Stored rows
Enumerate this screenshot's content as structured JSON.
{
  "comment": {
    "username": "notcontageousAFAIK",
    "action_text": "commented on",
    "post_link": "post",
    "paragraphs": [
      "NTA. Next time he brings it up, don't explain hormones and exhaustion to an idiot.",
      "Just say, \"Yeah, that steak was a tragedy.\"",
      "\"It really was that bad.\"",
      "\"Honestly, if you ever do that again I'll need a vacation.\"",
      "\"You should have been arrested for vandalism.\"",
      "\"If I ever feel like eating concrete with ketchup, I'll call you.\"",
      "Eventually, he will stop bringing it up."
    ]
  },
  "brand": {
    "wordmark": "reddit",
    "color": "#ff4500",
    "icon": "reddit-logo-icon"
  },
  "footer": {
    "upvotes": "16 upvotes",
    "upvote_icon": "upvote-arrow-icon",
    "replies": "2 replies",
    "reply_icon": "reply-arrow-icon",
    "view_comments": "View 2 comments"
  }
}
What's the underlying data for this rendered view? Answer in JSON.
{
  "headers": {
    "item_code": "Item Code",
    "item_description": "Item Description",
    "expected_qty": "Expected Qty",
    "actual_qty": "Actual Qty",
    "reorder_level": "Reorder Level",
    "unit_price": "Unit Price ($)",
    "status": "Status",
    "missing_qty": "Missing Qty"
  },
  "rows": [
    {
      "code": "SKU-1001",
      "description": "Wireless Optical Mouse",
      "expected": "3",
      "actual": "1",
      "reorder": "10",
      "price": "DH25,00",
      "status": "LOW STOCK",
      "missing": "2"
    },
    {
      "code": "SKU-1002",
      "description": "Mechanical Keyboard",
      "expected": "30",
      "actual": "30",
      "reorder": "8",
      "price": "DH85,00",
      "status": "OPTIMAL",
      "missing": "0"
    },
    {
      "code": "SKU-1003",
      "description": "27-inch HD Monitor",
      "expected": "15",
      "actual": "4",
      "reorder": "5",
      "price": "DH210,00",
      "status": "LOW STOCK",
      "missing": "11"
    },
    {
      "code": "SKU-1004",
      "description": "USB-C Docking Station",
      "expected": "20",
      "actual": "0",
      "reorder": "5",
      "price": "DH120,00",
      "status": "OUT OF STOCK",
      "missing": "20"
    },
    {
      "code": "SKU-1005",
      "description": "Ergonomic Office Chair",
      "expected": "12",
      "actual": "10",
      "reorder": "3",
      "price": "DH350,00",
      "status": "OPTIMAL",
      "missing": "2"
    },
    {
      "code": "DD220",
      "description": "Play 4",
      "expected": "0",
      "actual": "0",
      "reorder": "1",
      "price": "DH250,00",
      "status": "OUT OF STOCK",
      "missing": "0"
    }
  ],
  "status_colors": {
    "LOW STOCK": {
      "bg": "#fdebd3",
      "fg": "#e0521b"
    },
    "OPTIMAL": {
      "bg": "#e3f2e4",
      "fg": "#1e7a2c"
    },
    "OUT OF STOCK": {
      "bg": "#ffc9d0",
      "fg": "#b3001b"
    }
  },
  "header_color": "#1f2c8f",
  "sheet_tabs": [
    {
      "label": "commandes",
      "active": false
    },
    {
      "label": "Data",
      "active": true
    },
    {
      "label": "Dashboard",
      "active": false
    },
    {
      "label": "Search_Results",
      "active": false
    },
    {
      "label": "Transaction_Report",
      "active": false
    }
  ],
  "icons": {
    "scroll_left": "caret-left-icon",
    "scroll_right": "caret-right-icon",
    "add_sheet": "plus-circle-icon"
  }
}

Written task
Output the listing above without altering a single character.

Exercise result
Enumerate this screenshot's content as structured JSON.
{
  "comment": {
    "username": "notcontageousAFAIK",
    "action_text": "commented on",
    "post_link": "post",
    "paragraphs": [
      "NTA. Next time he brings it up, don't explain hormones and exhaustion to an idiot.",
      "Just say, \"Yeah, that steak was a tragedy.\"",
      "\"It really was that bad.\"",
      "\"Honestly, if you ever do that again I'll need a vacation.\"",
      "\"You should have been arrested for vandalism.\"",
      "\"If I ever feel like eating concrete with ketchup, I'll call you.\"",
      "Eventually, he will stop bringing it up."
    ]
  },
  "brand": {
    "wordmark": "reddit",
    "color": "#ff4500",
    "icon": "reddit-logo-icon"
  },
  "footer": {
    "upvotes": "16 upvotes",
    "upvote_icon": "upvote-arrow-icon",
    "replies": "2 replies",
    "reply_icon": "reply-arrow-icon",
    "view_comments": "View 2 comments"
  }
}
What's the underlying data for this rendered view? Answer in JSON.
{
  "headers": {
    "item_code": "Item Code",
    "item_description": "Item Description",
    "expected_qty": "Expected Qty",
    "actual_qty": "Actual Qty",
    "reorder_level": "Reorder Level",
    "unit_price": "Unit Price ($)",
    "status": "Status",
    "missing_qty": "Missing Qty"
  },
  "rows": [
    {
      "code": "SKU-1001",
      "description": "Wireless Optical Mouse",
      "expected": "3",
      "actual": "1",
      "reorder": "10",
      "price": "DH25,00",
      "status": "LOW STOCK",
      "missing": "2"
    },
    {
      "code": "SKU-1002",
      "description": "Mechanical Keyboard",
      "expected": "30",
      "actual": "30",
      "reorder": "8",
      "price": "DH85,00",
      "status": "OPTIMAL",
      "missing": "0"
    },
    {
      "code": "SKU-1003",
      "description": "27-inch HD Monitor",
      "expected": "15",
      "actual": "4",
      "reorder": "5",
      "price": "DH210,00",
      "status": "LOW STOCK",
      "missing": "11"
    },
    {
      "code": "SKU-1004",
      "description": "USB-C Docking Station",
      "expected": "20",
      "actual": "0",
      "reorder": "5",
      "price": "DH120,00",
      "status": "OUT OF STOCK",
      "missing": "20"
    },
    {
      "code": "SKU-1005",
      "description": "Ergonomic Office Chair",
      "expected": "12",
      "actual": "10",
      "reorder": "3",
      "price": "DH350,00",
      "status": "OPTIMAL",
      "missing": "2"
    },
    {
      "code": "DD220",
      "description": "Play 4",
      "expected": "0",
      "actual": "0",
      "reorder": "1",
      "price": "DH250,00",
      "status": "OUT OF STOCK",
      "missing": "0"
    }
  ],
  "status_colors": {
    "LOW STOCK": {
      "bg": "#fdebd3",
      "fg": "#e0521b"
    },
    "OPTIMAL": {
      "bg": "#e3f2e4",
      "fg": "#1e7a2c"
    },
    "OUT OF STOCK": {
      "bg": "#ffc9d0",
      "fg": "#b3001b"
    }
  },
  "header_color": "#1f2c8f",
  "sheet_tabs": [
    {
      "label": "commandes",
      "active": false
    },
    {
      "label": "Data",
      "active": true
    },
    {
      "label": "Dashboard",
      "active": false
    },
    {
      "label": "Search_Results",
      "active": false
    },
    {
      "label": "Transaction_Report",
      "active": false
    }
  ],
  "icons": {
    "scroll_left": "caret-left-icon",
    "scroll_right": "caret-right-icon",
    "add_sheet": "plus-circle-icon"
  }
}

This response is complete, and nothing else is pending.